Leave the pictures out and print every record below exactly as it stands.

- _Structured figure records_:
◆ ◆ ◆ ◆ ◆ ◆ ◆

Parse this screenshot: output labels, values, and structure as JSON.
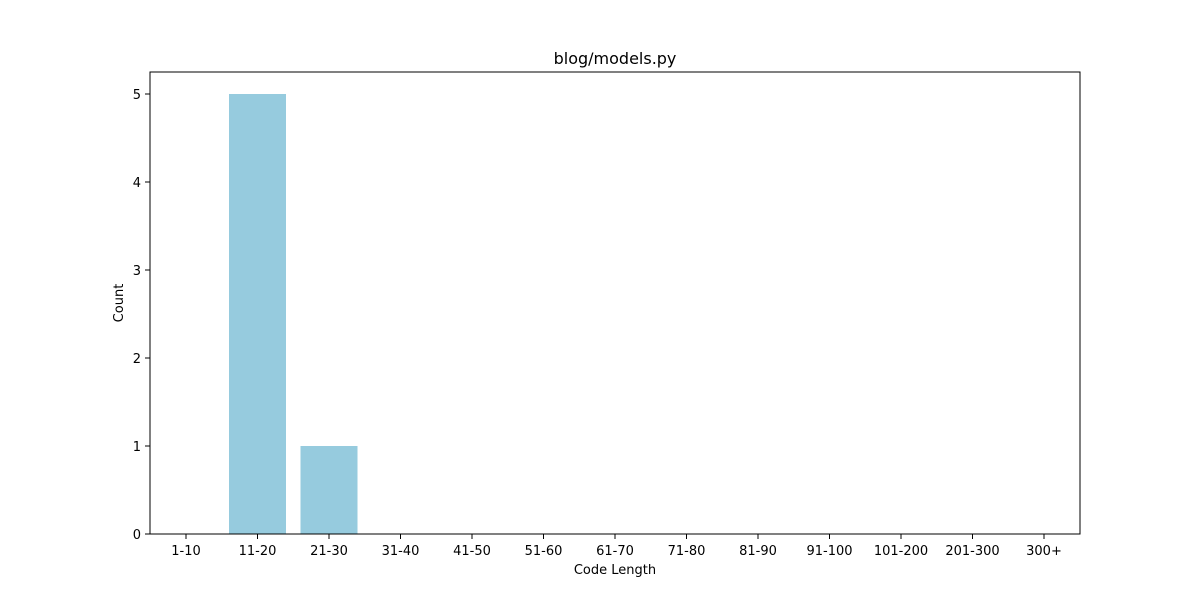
{
  "chart_data": {
    "type": "bar",
    "title": "blog/models.py",
    "xlabel": "Code Length",
    "ylabel": "Count",
    "categories": [
      "1-10",
      "11-20",
      "21-30",
      "31-40",
      "41-50",
      "51-60",
      "61-70",
      "71-80",
      "81-90",
      "91-100",
      "101-200",
      "201-300",
      "300+"
    ],
    "values": [
      0,
      5,
      1,
      0,
      0,
      0,
      0,
      0,
      0,
      0,
      0,
      0,
      0
    ],
    "ylim": [
      0,
      5.25
    ],
    "yticks": [
      0,
      1,
      2,
      3,
      4,
      5
    ],
    "grid": false,
    "bar_color": "#96cbde"
  }
}
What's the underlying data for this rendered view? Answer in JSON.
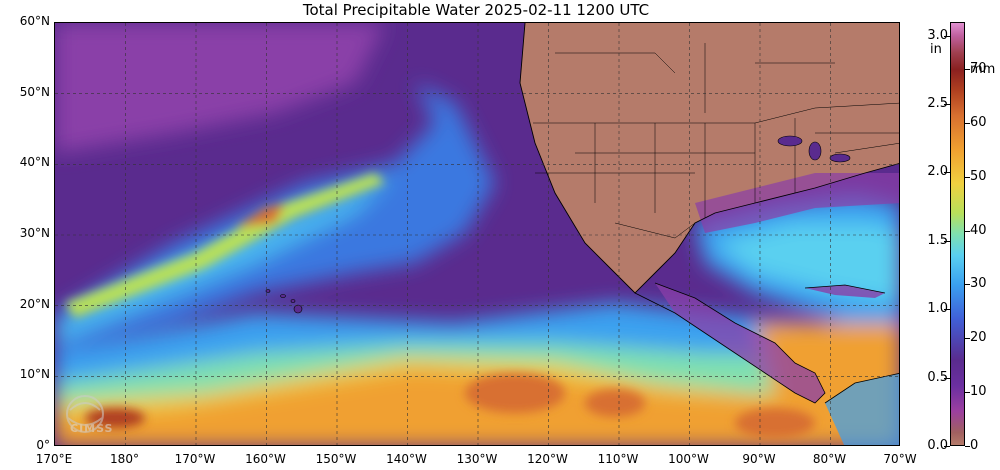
{
  "title": "Total Precipitable Water  2025-02-11 1200 UTC",
  "lat_labels": [
    "60°N",
    "50°N",
    "40°N",
    "30°N",
    "20°N",
    "10°N",
    "0°"
  ],
  "lon_labels": [
    "170°E",
    "180°",
    "170°W",
    "160°W",
    "150°W",
    "140°W",
    "130°W",
    "120°W",
    "110°W",
    "100°W",
    "90°W",
    "80°W",
    "70°W"
  ],
  "colorbar": {
    "unit_in": "in",
    "unit_mm": "mm",
    "in_ticks": [
      "3.0",
      "2.5",
      "2.0",
      "1.5",
      "1.0",
      "0.5",
      "0.0"
    ],
    "mm_ticks": [
      "70",
      "60",
      "50",
      "40",
      "30",
      "20",
      "10",
      "0"
    ]
  },
  "logo_text": "CIMSS",
  "colors": {
    "land_dry": "#b57b6a",
    "dry_air": "#5a2b8e",
    "moist_blue": "#3aa0f0",
    "wet_orange": "#f0a030",
    "very_wet": "#b04020"
  }
}
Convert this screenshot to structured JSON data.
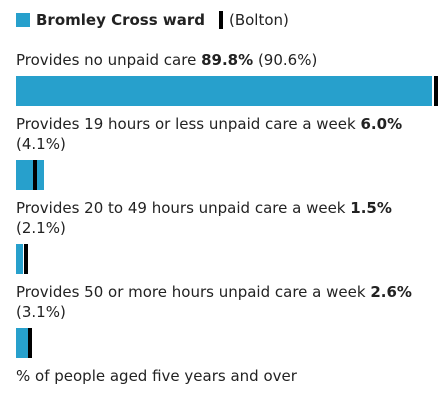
{
  "chart_data": {
    "type": "bar",
    "categories": [
      "Provides no unpaid care",
      "Provides 19 hours or less unpaid care a week",
      "Provides 20 to 49 hours unpaid care a week",
      "Provides 50 or more hours unpaid care a week"
    ],
    "series": [
      {
        "name": "Bromley Cross ward",
        "color": "#27a0cc",
        "values": [
          89.8,
          6.0,
          1.5,
          2.6
        ],
        "value_labels": [
          "89.8%",
          "6.0%",
          "1.5%",
          "2.6%"
        ]
      },
      {
        "name": "(Bolton)",
        "color": "#000000",
        "values": [
          90.6,
          4.1,
          2.1,
          3.1
        ],
        "value_labels": [
          "(90.6%)",
          "(4.1%)",
          "(2.1%)",
          "(3.1%)"
        ]
      }
    ],
    "xlim": [
      0,
      92
    ],
    "xlabel": "% of people aged five years and over"
  }
}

◆ ◆ ◆ ◆ ◆ ◆ ◆

- _Solution for this task_:
Parse this screenshot: output labels, values, and structure as JSON.
{
  "chart_data": {
    "type": "bar",
    "title": "blog/models.py",
    "xlabel": "Code Length",
    "ylabel": "Count",
    "categories": [
      "1-10",
      "11-20",
      "21-30",
      "31-40",
      "41-50",
      "51-60",
      "61-70",
      "71-80",
      "81-90",
      "91-100",
      "101-200",
      "201-300",
      "300+"
    ],
    "values": [
      0,
      5,
      1,
      0,
      0,
      0,
      0,
      0,
      0,
      0,
      0,
      0,
      0
    ],
    "ylim": [
      0,
      5.25
    ],
    "yticks": [
      0,
      1,
      2,
      3,
      4,
      5
    ],
    "grid": false,
    "bar_color": "#96cbde"
  }
}
What's the underlying data for this rendered view? Answer in JSON.
{
  "title": "Total Precipitable Water  2025-02-11 1200 UTC",
  "lat_labels": [
    "60°N",
    "50°N",
    "40°N",
    "30°N",
    "20°N",
    "10°N",
    "0°"
  ],
  "lon_labels": [
    "170°E",
    "180°",
    "170°W",
    "160°W",
    "150°W",
    "140°W",
    "130°W",
    "120°W",
    "110°W",
    "100°W",
    "90°W",
    "80°W",
    "70°W"
  ],
  "colorbar": {
    "unit_in": "in",
    "unit_mm": "mm",
    "in_ticks": [
      "3.0",
      "2.5",
      "2.0",
      "1.5",
      "1.0",
      "0.5",
      "0.0"
    ],
    "mm_ticks": [
      "70",
      "60",
      "50",
      "40",
      "30",
      "20",
      "10",
      "0"
    ]
  },
  "logo_text": "CIMSS",
  "colors": {
    "land_dry": "#b57b6a",
    "dry_air": "#5a2b8e",
    "moist_blue": "#3aa0f0",
    "wet_orange": "#f0a030",
    "very_wet": "#b04020"
  }
}
Convert this screenshot to structured JSON data.
{
  "chart_data": {
    "type": "bar",
    "categories": [
      "Provides no unpaid care",
      "Provides 19 hours or less unpaid care a week",
      "Provides 20 to 49 hours unpaid care a week",
      "Provides 50 or more hours unpaid care a week"
    ],
    "series": [
      {
        "name": "Bromley Cross ward",
        "color": "#27a0cc",
        "values": [
          89.8,
          6.0,
          1.5,
          2.6
        ],
        "value_labels": [
          "89.8%",
          "6.0%",
          "1.5%",
          "2.6%"
        ]
      },
      {
        "name": "(Bolton)",
        "color": "#000000",
        "values": [
          90.6,
          4.1,
          2.1,
          3.1
        ],
        "value_labels": [
          "(90.6%)",
          "(4.1%)",
          "(2.1%)",
          "(3.1%)"
        ]
      }
    ],
    "xlim": [
      0,
      92
    ],
    "xlabel": "% of people aged five years and over"
  }
}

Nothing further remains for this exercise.